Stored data
** BEGIN **

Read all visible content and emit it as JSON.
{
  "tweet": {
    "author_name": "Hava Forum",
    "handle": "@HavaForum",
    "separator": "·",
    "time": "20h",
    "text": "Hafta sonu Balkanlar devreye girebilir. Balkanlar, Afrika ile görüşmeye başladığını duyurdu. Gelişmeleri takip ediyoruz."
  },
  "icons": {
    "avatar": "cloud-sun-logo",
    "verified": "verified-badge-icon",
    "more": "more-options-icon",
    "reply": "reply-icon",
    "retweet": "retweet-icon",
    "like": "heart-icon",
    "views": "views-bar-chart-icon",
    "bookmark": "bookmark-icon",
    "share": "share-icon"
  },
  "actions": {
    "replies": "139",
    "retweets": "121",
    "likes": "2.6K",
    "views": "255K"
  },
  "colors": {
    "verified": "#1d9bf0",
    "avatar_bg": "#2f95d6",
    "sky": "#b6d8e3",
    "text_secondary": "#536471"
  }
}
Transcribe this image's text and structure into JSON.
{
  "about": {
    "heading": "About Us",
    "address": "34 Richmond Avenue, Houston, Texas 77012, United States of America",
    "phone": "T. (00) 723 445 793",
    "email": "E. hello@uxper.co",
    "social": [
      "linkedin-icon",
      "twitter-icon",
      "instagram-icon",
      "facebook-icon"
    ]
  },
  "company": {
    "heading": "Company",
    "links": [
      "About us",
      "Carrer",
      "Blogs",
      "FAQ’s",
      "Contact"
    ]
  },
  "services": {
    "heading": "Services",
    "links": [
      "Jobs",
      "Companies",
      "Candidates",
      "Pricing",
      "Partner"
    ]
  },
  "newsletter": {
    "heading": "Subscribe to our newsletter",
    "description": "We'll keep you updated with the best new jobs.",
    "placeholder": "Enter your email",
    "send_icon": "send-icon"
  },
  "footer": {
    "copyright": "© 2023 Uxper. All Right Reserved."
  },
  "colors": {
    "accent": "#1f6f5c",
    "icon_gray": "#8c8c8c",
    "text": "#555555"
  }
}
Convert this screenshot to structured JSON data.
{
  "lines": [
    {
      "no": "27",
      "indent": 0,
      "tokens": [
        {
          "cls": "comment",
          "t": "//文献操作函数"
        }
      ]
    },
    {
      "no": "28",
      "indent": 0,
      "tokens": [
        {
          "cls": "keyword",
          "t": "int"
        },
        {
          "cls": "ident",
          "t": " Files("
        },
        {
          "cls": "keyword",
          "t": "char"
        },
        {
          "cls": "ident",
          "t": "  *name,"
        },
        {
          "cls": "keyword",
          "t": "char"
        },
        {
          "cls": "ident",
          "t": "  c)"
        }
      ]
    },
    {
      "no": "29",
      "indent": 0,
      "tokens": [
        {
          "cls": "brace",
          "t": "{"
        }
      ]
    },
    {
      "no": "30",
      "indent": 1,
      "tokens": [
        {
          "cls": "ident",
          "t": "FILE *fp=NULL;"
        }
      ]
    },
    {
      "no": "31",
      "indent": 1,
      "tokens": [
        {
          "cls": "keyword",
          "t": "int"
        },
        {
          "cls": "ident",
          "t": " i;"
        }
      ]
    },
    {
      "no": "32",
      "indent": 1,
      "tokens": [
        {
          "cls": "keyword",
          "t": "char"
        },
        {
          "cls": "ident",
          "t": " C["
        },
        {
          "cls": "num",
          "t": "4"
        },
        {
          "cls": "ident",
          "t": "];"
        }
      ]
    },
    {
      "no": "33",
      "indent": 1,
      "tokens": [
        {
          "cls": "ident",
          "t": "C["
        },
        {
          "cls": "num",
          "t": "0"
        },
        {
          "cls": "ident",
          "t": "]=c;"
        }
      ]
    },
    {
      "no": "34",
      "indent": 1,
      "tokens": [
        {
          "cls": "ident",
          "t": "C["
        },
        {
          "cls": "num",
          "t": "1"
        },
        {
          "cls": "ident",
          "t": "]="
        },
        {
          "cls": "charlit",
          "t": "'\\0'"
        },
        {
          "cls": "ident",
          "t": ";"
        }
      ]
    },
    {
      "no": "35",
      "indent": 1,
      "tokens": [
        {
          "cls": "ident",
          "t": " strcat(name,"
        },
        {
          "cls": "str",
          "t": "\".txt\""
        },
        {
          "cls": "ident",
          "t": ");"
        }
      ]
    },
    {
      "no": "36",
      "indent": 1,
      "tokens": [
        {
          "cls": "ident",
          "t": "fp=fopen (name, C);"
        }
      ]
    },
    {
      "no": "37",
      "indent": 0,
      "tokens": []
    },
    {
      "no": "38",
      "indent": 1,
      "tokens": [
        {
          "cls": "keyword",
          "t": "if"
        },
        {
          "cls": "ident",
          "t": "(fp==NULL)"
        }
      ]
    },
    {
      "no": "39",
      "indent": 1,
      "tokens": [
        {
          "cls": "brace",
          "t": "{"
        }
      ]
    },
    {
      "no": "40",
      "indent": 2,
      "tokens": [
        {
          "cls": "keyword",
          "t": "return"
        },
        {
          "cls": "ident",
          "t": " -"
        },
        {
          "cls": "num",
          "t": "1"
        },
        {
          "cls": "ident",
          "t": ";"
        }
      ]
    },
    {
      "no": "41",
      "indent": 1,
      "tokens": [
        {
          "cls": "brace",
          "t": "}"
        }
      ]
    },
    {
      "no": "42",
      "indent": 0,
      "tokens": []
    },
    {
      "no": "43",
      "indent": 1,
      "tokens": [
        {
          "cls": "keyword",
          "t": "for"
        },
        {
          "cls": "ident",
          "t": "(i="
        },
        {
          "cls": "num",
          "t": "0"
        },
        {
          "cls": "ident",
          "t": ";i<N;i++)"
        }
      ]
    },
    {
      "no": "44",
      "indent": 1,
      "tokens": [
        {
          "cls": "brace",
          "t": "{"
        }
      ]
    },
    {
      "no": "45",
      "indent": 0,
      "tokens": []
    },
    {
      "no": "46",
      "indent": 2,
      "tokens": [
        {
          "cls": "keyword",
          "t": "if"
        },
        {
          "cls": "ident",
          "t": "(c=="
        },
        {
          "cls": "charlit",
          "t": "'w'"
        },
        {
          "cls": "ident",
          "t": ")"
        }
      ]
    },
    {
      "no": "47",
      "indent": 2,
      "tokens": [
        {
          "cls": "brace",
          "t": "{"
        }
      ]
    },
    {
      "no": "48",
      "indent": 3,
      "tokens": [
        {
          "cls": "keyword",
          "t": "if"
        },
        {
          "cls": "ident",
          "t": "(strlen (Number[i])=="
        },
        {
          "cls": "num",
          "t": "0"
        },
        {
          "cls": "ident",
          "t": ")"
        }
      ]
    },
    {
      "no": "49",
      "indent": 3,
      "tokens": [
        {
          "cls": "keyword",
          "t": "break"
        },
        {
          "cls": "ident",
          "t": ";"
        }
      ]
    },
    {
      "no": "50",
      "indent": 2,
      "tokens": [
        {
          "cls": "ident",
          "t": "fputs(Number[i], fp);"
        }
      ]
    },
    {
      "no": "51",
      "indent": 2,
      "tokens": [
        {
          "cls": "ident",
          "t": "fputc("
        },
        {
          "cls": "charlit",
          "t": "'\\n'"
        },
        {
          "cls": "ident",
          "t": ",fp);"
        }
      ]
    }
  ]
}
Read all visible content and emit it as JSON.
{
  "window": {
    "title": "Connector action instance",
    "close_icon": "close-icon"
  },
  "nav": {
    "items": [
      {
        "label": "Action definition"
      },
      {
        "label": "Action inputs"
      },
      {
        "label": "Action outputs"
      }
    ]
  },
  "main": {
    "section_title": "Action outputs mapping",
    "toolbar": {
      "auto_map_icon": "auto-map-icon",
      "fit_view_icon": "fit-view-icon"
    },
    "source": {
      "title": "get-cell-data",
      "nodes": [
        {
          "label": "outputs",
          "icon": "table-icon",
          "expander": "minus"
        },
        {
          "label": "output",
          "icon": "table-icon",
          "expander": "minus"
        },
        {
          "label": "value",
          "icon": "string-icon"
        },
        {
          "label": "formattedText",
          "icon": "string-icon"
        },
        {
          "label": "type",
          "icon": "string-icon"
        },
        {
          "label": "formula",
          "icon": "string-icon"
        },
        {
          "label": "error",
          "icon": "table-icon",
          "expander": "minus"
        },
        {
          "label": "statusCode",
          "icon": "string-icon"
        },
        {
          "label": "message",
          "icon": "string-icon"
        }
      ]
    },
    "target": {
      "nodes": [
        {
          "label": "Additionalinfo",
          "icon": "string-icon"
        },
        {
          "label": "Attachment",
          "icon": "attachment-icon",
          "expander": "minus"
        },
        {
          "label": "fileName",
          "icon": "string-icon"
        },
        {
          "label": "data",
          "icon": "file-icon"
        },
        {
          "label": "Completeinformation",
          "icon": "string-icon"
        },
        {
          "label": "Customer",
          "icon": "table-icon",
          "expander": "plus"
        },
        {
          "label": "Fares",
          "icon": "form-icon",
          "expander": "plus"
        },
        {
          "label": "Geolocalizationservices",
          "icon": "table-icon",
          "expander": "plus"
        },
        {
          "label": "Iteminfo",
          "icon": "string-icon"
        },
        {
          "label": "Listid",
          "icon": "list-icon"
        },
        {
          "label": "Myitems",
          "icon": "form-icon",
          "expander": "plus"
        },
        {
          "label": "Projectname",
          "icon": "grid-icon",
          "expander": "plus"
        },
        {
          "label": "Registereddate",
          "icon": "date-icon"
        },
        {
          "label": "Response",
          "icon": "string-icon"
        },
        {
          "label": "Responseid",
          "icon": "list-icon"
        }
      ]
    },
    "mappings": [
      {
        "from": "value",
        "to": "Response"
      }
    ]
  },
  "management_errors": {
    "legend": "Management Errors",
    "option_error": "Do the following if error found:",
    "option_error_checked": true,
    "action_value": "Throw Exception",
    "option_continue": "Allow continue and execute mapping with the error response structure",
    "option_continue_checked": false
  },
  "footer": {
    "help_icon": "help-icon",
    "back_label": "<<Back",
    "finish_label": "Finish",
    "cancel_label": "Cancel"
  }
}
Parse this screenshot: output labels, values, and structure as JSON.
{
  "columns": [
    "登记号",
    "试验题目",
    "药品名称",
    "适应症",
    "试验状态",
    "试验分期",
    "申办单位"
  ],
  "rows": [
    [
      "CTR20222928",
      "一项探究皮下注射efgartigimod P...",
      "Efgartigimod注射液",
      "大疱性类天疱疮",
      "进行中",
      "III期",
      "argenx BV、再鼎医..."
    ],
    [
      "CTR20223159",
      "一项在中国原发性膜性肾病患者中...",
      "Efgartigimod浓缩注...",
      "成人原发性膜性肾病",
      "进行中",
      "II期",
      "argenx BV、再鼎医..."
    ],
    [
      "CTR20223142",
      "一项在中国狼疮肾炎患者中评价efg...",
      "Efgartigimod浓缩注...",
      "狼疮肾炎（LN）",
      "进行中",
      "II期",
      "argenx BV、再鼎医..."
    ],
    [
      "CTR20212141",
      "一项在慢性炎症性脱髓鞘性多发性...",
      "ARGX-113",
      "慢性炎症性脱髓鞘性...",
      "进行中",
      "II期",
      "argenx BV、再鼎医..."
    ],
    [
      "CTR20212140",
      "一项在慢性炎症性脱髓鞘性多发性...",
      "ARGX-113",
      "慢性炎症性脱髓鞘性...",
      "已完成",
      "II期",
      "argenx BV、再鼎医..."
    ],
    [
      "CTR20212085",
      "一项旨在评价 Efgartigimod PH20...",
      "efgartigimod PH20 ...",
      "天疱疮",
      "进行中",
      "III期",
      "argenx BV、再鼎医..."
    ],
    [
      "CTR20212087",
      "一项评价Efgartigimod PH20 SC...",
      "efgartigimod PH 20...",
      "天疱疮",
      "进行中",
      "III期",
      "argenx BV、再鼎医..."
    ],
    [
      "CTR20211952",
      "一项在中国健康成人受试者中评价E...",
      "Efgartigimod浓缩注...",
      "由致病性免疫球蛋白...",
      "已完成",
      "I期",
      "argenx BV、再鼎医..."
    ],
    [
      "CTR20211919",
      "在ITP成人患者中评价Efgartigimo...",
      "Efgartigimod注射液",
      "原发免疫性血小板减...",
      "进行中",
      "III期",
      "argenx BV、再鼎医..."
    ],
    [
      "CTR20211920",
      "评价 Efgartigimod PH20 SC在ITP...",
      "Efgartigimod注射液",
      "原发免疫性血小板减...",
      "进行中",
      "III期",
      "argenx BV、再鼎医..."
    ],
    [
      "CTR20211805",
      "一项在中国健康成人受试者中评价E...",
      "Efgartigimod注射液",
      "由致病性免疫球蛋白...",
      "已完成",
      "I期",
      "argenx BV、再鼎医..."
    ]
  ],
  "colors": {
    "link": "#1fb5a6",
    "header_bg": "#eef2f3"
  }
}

** END **

The required output is the number of lines containing the word "with", and nothing besides.

TASK OUTPUT:
2